> Items:
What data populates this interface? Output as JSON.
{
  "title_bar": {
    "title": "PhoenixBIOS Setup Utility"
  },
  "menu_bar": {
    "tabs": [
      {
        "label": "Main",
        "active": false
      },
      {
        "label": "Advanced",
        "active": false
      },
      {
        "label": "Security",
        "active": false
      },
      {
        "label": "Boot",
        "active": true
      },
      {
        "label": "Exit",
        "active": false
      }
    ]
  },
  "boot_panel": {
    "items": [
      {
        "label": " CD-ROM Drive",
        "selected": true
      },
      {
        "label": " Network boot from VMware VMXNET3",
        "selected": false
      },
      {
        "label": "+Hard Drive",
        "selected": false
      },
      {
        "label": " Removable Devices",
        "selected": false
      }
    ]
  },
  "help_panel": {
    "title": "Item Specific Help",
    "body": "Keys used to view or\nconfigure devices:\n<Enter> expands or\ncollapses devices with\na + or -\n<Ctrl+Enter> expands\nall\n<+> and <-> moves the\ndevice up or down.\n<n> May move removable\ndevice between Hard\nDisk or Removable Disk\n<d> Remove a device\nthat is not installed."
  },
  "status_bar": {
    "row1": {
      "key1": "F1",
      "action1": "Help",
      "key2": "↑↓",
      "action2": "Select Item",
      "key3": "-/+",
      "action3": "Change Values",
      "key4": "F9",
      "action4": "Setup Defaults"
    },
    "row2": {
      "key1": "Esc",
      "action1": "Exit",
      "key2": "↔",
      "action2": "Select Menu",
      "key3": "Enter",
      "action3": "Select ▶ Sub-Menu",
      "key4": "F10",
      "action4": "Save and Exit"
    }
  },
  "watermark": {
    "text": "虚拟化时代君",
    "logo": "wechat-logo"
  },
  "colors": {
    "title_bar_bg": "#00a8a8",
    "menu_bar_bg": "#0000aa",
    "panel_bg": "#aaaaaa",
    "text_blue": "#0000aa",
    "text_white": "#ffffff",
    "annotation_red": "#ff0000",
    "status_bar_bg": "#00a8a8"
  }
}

> Required task: Set down the entries verbatim, leaving none out.

> Final result:
What data populates this interface? Output as JSON.
{
  "title_bar": {
    "title": "PhoenixBIOS Setup Utility"
  },
  "menu_bar": {
    "tabs": [
      {
        "label": "Main",
        "active": false
      },
      {
        "label": "Advanced",
        "active": false
      },
      {
        "label": "Security",
        "active": false
      },
      {
        "label": "Boot",
        "active": true
      },
      {
        "label": "Exit",
        "active": false
      }
    ]
  },
  "boot_panel": {
    "items": [
      {
        "label": " CD-ROM Drive",
        "selected": true
      },
      {
        "label": " Network boot from VMware VMXNET3",
        "selected": false
      },
      {
        "label": "+Hard Drive",
        "selected": false
      },
      {
        "label": " Removable Devices",
        "selected": false
      }
    ]
  },
  "help_panel": {
    "title": "Item Specific Help",
    "body": "Keys used to view or\nconfigure devices:\n<Enter> expands or\ncollapses devices with\na + or -\n<Ctrl+Enter> expands\nall\n<+> and <-> moves the\ndevice up or down.\n<n> May move removable\ndevice between Hard\nDisk or Removable Disk\n<d> Remove a device\nthat is not installed."
  },
  "status_bar": {
    "row1": {
      "key1": "F1",
      "action1": "Help",
      "key2": "↑↓",
      "action2": "Select Item",
      "key3": "-/+",
      "action3": "Change Values",
      "key4": "F9",
      "action4": "Setup Defaults"
    },
    "row2": {
      "key1": "Esc",
      "action1": "Exit",
      "key2": "↔",
      "action2": "Select Menu",
      "key3": "Enter",
      "action3": "Select ▶ Sub-Menu",
      "key4": "F10",
      "action4": "Save and Exit"
    }
  },
  "watermark": {
    "text": "虚拟化时代君",
    "logo": "wechat-logo"
  },
  "colors": {
    "title_bar_bg": "#00a8a8",
    "menu_bar_bg": "#0000aa",
    "panel_bg": "#aaaaaa",
    "text_blue": "#0000aa",
    "text_white": "#ffffff",
    "annotation_red": "#ff0000",
    "status_bar_bg": "#00a8a8"
  }
}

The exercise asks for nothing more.